Aim of the exercise —
Count only the lines of the records that hold "text", then give the number without any other words.

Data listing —
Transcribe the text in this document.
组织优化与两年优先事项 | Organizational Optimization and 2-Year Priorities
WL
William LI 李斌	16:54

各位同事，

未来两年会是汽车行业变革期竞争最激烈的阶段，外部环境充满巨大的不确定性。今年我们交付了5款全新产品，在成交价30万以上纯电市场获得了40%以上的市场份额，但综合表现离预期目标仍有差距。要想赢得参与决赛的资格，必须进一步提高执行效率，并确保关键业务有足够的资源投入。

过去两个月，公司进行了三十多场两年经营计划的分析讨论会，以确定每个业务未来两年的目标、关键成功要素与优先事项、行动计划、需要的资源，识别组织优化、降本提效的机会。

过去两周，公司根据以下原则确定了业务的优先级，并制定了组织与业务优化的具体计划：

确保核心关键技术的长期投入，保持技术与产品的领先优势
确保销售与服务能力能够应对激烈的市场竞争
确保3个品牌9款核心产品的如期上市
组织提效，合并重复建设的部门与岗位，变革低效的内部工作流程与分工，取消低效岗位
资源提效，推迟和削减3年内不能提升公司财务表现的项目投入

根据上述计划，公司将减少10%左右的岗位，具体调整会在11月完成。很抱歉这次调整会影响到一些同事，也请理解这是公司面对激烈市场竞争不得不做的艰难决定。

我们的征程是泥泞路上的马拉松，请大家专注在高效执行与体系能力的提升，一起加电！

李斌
* * *
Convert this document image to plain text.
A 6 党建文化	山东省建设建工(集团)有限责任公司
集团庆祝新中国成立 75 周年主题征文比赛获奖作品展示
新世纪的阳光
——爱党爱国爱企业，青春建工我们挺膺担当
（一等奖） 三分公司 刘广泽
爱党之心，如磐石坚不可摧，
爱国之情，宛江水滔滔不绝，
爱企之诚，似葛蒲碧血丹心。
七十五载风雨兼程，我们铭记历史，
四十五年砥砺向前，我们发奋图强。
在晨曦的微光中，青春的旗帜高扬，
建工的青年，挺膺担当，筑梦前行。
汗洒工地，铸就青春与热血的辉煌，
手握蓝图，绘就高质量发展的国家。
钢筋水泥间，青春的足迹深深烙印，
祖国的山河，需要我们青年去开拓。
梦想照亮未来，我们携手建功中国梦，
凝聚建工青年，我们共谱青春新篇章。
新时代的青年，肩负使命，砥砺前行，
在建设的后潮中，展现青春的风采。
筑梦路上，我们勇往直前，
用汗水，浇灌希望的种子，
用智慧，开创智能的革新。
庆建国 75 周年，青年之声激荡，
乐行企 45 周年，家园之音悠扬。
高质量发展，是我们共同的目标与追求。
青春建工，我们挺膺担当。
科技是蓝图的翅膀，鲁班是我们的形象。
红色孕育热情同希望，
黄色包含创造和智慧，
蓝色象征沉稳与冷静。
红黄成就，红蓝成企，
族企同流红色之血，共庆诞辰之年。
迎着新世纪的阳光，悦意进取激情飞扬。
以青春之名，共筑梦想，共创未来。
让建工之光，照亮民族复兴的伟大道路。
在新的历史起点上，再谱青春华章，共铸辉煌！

Answer below —
2